:: Given instruction ::
Print the line that contains "What's the underlying" and every line after it through the last line of the records below, exactly as written and nothing else.

:: Dataset records ::
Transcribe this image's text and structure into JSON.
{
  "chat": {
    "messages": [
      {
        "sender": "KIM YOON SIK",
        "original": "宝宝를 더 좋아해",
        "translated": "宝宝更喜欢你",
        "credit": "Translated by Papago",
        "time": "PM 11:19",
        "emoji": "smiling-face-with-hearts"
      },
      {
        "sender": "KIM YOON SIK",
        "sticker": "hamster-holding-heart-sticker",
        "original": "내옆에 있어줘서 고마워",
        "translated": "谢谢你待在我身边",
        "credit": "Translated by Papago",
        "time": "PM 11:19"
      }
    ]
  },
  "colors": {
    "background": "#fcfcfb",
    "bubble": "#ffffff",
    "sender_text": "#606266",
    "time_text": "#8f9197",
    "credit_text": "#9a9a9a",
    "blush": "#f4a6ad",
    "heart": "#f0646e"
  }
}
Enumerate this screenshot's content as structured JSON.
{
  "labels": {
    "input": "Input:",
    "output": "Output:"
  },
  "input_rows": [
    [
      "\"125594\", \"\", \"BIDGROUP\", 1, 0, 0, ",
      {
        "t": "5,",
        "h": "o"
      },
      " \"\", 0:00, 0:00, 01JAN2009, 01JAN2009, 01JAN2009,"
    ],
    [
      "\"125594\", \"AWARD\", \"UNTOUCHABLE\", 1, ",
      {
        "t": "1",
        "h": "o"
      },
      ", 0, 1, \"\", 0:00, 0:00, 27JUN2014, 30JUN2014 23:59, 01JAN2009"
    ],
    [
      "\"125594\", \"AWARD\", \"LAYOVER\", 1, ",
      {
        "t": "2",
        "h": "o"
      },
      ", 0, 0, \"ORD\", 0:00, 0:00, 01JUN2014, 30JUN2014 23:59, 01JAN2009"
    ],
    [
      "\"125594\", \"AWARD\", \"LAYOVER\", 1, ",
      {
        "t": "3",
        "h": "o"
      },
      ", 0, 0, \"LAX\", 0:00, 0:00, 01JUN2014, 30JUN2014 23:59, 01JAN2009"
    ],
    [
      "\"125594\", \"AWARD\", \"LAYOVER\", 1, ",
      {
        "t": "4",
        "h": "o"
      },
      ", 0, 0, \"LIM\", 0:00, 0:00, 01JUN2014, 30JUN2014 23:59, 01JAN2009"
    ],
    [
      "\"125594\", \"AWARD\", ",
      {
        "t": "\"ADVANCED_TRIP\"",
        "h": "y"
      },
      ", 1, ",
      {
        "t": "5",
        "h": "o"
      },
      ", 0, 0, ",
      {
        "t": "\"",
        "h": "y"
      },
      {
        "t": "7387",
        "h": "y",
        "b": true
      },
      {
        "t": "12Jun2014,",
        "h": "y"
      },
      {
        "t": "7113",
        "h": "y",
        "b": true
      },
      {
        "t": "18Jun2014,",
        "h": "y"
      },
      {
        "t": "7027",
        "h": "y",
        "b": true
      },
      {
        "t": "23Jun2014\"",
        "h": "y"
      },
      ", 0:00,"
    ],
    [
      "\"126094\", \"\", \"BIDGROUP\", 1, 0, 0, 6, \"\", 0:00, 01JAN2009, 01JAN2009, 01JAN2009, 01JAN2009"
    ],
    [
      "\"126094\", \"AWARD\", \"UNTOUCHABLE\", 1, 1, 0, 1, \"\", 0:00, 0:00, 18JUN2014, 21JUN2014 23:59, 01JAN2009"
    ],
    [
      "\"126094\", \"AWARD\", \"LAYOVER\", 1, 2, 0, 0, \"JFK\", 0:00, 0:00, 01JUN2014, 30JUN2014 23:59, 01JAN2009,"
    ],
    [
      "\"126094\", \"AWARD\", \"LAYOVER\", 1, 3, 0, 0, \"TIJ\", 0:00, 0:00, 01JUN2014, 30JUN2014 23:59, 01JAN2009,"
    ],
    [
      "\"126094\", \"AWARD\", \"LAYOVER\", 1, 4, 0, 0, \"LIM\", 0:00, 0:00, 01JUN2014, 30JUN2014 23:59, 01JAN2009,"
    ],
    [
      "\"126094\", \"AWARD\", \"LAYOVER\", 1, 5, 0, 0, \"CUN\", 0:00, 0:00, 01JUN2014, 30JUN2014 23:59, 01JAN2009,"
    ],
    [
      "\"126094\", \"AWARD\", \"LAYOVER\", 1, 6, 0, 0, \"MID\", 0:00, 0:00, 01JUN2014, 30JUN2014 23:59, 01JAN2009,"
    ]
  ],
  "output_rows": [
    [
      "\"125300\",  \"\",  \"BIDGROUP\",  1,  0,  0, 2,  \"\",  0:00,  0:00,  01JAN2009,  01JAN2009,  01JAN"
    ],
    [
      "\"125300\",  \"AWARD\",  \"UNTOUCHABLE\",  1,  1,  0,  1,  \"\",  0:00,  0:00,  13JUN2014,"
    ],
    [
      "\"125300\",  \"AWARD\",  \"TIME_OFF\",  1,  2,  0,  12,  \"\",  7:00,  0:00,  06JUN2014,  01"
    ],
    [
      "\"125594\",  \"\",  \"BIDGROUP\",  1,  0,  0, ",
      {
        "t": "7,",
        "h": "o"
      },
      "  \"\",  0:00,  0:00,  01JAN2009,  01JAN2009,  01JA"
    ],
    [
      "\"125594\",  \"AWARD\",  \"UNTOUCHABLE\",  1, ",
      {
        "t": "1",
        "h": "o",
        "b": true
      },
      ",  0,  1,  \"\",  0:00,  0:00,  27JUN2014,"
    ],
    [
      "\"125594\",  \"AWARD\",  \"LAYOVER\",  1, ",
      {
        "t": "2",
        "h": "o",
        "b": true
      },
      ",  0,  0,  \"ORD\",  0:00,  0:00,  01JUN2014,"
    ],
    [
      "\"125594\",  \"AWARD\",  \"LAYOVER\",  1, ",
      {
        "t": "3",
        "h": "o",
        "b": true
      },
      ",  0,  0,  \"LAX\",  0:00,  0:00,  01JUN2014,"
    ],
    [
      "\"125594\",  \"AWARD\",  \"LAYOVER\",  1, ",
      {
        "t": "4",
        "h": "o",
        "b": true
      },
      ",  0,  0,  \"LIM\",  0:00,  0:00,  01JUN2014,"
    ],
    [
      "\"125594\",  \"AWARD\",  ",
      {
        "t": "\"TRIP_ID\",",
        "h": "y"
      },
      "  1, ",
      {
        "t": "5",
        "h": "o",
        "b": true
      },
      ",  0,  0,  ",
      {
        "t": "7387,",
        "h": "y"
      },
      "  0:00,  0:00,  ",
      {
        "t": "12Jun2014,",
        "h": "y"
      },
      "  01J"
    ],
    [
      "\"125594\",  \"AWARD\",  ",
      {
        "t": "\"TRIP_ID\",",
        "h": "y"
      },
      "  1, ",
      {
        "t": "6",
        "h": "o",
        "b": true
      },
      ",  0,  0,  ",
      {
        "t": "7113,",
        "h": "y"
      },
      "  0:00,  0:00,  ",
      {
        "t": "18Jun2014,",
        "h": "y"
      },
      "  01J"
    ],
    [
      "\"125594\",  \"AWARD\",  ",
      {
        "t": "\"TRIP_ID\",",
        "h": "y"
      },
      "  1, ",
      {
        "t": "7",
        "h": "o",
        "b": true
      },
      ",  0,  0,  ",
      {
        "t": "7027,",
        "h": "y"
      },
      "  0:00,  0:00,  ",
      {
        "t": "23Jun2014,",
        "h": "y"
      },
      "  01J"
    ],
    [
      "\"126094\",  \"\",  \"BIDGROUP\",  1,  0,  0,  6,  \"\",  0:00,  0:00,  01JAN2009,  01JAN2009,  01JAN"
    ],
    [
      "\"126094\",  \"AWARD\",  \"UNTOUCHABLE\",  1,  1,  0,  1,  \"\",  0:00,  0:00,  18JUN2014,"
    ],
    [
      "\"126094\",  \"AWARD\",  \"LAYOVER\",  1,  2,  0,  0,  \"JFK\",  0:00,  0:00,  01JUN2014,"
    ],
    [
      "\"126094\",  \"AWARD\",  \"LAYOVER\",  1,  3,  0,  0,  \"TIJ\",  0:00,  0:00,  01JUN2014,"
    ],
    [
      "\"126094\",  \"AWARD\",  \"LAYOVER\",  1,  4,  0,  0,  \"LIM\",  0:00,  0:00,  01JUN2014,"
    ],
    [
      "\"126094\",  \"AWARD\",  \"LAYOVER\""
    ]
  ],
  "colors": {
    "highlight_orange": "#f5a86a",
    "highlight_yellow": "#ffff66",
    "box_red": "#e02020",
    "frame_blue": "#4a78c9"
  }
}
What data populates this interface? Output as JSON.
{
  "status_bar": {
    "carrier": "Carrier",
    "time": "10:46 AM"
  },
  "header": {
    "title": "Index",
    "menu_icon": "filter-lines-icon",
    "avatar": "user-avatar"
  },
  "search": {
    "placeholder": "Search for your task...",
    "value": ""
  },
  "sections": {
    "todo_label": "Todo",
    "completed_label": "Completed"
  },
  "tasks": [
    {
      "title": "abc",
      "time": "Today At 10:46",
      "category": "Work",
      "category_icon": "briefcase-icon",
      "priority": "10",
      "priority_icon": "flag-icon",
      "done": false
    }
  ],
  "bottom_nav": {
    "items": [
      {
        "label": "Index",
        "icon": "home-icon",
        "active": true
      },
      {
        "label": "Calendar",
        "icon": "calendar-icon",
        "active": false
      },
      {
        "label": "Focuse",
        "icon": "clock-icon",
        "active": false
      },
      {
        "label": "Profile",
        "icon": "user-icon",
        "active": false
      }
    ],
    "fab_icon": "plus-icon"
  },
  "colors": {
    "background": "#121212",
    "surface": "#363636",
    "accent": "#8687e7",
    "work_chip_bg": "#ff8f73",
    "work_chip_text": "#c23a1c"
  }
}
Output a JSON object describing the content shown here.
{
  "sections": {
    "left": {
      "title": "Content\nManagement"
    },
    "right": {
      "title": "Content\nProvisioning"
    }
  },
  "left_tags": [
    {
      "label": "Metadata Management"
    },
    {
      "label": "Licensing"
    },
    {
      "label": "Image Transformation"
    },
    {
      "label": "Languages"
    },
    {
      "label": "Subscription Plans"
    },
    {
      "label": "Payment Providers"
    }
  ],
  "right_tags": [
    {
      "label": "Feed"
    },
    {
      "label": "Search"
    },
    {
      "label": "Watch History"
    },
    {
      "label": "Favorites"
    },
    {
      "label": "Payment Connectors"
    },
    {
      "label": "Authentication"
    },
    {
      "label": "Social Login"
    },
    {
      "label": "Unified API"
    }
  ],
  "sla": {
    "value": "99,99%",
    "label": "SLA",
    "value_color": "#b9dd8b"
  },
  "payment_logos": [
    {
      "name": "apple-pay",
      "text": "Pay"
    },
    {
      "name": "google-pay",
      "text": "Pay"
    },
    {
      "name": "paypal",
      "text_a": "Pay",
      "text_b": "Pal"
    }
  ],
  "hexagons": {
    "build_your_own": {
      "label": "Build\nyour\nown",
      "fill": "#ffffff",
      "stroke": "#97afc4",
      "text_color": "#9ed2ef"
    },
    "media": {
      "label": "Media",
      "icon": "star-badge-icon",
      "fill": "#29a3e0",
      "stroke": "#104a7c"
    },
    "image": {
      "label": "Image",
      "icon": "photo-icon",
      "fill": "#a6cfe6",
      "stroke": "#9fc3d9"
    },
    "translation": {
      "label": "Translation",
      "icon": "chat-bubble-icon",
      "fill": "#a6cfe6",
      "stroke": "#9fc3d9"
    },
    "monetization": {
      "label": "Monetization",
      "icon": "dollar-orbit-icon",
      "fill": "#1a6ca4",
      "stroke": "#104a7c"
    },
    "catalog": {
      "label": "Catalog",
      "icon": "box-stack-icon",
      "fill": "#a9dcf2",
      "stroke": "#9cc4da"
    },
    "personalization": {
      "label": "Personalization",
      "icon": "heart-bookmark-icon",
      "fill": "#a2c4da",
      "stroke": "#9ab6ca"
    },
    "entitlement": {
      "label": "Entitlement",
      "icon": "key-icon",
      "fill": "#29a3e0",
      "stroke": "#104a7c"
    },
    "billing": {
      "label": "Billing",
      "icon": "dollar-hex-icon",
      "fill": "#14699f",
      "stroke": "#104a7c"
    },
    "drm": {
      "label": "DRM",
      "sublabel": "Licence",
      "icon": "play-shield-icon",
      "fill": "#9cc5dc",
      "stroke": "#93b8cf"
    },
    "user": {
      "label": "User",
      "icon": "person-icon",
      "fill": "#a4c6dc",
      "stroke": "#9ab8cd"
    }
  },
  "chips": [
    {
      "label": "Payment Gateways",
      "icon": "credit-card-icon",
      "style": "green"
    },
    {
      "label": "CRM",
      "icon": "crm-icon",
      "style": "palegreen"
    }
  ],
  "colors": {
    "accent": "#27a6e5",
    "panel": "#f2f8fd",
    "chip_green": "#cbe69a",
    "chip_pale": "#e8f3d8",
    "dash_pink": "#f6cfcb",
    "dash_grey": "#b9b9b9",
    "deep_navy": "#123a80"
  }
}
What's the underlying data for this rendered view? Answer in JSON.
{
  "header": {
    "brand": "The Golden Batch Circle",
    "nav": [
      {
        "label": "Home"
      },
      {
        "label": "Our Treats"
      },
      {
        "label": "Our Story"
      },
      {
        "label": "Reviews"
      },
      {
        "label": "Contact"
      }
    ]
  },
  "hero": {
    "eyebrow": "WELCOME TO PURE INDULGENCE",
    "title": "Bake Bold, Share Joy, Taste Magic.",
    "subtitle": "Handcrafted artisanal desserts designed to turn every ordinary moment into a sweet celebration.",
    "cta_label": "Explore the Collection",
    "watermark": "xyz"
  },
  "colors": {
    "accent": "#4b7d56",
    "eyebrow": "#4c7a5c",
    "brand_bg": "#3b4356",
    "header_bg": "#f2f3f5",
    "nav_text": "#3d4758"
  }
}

:: Exercise response ::
What's the underlying data for this rendered view? Answer in JSON.
{
  "header": {
    "brand": "The Golden Batch Circle",
    "nav": [
      {
        "label": "Home"
      },
      {
        "label": "Our Treats"
      },
      {
        "label": "Our Story"
      },
      {
        "label": "Reviews"
      },
      {
        "label": "Contact"
      }
    ]
  },
  "hero": {
    "eyebrow": "WELCOME TO PURE INDULGENCE",
    "title": "Bake Bold, Share Joy, Taste Magic.",
    "subtitle": "Handcrafted artisanal desserts designed to turn every ordinary moment into a sweet celebration.",
    "cta_label": "Explore the Collection",
    "watermark": "xyz"
  },
  "colors": {
    "accent": "#4b7d56",
    "eyebrow": "#4c7a5c",
    "brand_bg": "#3b4356",
    "header_bg": "#f2f3f5",
    "nav_text": "#3d4758"
  }
}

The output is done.